▶ _EXERCISE BRIEF_
Write the records out again, precisely as they stand.
···
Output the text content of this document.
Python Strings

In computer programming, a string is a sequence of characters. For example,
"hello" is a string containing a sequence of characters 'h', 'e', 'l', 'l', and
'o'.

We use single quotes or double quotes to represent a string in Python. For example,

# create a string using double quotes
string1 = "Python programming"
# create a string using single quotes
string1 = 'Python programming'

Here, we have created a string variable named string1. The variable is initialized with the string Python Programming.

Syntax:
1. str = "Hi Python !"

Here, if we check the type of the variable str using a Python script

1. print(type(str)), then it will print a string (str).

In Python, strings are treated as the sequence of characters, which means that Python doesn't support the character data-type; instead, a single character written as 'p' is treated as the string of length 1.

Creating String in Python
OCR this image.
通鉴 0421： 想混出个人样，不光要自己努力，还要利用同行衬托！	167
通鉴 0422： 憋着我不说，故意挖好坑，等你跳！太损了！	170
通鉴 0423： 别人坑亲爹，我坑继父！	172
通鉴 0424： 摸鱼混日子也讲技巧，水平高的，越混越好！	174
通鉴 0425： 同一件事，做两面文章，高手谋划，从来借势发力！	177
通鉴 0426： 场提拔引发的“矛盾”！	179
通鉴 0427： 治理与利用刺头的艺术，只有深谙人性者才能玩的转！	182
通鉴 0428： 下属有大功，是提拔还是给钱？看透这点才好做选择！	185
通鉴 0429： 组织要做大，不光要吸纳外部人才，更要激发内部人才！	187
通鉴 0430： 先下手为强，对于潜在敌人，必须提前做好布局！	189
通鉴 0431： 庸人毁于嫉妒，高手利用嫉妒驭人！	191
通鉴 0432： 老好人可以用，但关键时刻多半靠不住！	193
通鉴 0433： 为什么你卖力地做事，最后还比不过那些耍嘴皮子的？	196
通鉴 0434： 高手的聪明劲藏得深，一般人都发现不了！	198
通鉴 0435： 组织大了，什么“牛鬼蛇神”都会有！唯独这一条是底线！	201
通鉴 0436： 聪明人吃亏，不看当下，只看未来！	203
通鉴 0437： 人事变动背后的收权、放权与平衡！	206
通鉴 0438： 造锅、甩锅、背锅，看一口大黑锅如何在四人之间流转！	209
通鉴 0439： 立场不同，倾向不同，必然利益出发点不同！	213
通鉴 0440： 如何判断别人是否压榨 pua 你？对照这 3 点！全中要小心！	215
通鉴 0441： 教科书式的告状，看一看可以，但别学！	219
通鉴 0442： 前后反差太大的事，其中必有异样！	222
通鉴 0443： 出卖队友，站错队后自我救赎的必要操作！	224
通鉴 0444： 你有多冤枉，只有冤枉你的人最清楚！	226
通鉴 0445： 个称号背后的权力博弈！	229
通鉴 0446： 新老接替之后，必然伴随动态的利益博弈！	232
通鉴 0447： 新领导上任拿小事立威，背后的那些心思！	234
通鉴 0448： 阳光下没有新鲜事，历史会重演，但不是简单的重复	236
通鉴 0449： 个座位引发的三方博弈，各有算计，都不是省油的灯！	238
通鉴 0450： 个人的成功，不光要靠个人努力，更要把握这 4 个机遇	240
···
▶ _TASK ANSWER_
Output the text content of this document.
Python Strings

In computer programming, a string is a sequence of characters. For example,
"hello" is a string containing a sequence of characters 'h', 'e', 'l', 'l', and
'o'.

We use single quotes or double quotes to represent a string in Python. For example,

# create a string using double quotes
string1 = "Python programming"
# create a string using single quotes
string1 = 'Python programming'

Here, we have created a string variable named string1. The variable is initialized with the string Python Programming.

Syntax:
1. str = "Hi Python !"

Here, if we check the type of the variable str using a Python script

1. print(type(str)), then it will print a string (str).

In Python, strings are treated as the sequence of characters, which means that Python doesn't support the character data-type; instead, a single character written as 'p' is treated as the string of length 1.

Creating String in Python
OCR this image.
通鉴 0421： 想混出个人样，不光要自己努力，还要利用同行衬托！	167
通鉴 0422： 憋着我不说，故意挖好坑，等你跳！太损了！	170
通鉴 0423： 别人坑亲爹，我坑继父！	172
通鉴 0424： 摸鱼混日子也讲技巧，水平高的，越混越好！	174
通鉴 0425： 同一件事，做两面文章，高手谋划，从来借势发力！	177
通鉴 0426： 场提拔引发的“矛盾”！	179
通鉴 0427： 治理与利用刺头的艺术，只有深谙人性者才能玩的转！	182
通鉴 0428： 下属有大功，是提拔还是给钱？看透这点才好做选择！	185
通鉴 0429： 组织要做大，不光要吸纳外部人才，更要激发内部人才！	187
通鉴 0430： 先下手为强，对于潜在敌人，必须提前做好布局！	189
通鉴 0431： 庸人毁于嫉妒，高手利用嫉妒驭人！	191
通鉴 0432： 老好人可以用，但关键时刻多半靠不住！	193
通鉴 0433： 为什么你卖力地做事，最后还比不过那些耍嘴皮子的？	196
通鉴 0434： 高手的聪明劲藏得深，一般人都发现不了！	198
通鉴 0435： 组织大了，什么“牛鬼蛇神”都会有！唯独这一条是底线！	201
通鉴 0436： 聪明人吃亏，不看当下，只看未来！	203
通鉴 0437： 人事变动背后的收权、放权与平衡！	206
通鉴 0438： 造锅、甩锅、背锅，看一口大黑锅如何在四人之间流转！	209
通鉴 0439： 立场不同，倾向不同，必然利益出发点不同！	213
通鉴 0440： 如何判断别人是否压榨 pua 你？对照这 3 点！全中要小心！	215
通鉴 0441： 教科书式的告状，看一看可以，但别学！	219
通鉴 0442： 前后反差太大的事，其中必有异样！	222
通鉴 0443： 出卖队友，站错队后自我救赎的必要操作！	224
通鉴 0444： 你有多冤枉，只有冤枉你的人最清楚！	226
通鉴 0445： 个称号背后的权力博弈！	229
通鉴 0446： 新老接替之后，必然伴随动态的利益博弈！	232
通鉴 0447： 新领导上任拿小事立威，背后的那些心思！	234
通鉴 0448： 阳光下没有新鲜事，历史会重演，但不是简单的重复	236
通鉴 0449： 个座位引发的三方博弈，各有算计，都不是省油的灯！	238
通鉴 0450： 个人的成功，不光要靠个人努力，更要把握这 4 个机遇	240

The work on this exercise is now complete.